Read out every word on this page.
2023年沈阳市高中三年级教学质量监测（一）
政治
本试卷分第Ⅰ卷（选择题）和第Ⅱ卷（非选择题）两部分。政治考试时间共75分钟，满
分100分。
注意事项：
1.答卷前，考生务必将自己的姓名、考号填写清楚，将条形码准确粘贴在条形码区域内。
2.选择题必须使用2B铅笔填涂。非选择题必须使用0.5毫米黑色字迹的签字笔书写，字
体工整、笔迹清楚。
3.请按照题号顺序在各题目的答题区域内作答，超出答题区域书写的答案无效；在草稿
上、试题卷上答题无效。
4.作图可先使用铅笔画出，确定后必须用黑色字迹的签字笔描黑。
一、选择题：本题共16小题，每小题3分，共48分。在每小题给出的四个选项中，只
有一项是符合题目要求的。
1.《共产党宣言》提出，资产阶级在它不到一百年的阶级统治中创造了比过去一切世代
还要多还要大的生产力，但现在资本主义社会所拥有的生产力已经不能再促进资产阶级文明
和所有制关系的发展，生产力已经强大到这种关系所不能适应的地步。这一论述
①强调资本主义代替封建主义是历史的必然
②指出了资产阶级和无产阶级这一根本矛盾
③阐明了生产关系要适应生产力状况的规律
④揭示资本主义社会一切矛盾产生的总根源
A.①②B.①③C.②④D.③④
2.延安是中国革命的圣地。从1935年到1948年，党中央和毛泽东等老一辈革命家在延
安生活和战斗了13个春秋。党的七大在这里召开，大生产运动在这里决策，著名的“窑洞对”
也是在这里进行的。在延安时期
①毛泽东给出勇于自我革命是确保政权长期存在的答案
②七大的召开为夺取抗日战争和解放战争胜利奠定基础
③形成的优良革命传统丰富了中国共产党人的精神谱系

---+---

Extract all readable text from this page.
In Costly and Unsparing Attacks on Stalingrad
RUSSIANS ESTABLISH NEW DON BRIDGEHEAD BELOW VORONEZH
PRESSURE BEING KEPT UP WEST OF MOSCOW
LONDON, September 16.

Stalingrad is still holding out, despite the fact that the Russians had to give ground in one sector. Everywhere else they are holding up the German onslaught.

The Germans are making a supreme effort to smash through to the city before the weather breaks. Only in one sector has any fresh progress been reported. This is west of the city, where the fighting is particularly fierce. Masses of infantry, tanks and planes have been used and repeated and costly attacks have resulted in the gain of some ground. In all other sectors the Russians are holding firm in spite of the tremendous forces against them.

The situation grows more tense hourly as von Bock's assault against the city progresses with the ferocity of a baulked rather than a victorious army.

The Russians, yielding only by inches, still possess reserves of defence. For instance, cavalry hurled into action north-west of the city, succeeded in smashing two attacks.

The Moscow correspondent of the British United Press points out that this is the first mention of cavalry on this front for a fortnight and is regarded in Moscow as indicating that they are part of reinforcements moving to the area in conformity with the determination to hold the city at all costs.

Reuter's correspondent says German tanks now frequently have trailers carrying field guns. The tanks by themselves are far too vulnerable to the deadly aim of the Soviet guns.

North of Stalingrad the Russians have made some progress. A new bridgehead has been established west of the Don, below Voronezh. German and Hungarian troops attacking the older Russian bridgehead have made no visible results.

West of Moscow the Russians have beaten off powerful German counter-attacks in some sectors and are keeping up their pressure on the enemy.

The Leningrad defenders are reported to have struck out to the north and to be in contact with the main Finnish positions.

---+---

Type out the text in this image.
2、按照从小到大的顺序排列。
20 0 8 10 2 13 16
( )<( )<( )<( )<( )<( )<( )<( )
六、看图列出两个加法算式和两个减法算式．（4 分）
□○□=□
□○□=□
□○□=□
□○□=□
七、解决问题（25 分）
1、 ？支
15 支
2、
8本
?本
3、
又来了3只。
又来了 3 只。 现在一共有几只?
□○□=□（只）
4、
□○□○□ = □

---+---

WHAT YOU SHOULD DO =
Scan the entries above for the word "sectors" and collect each line holding it.

FINAL ANSWER =
The Germans are making a supreme effort to smash through to the city before the weather breaks. Only in one sector has any fresh progress been reported. This is west of the city, where the fighting is particularly fierce. Masses of infantry, tanks and planes have been used and repeated and costly attacks have resulted in the gain of some ground. In all other sectors the Russians are holding firm in spite of the tremendous forces against them.
West of Moscow the Russians have beaten off powerful German counter-attacks in some sectors and are keeping up their pressure on the enemy.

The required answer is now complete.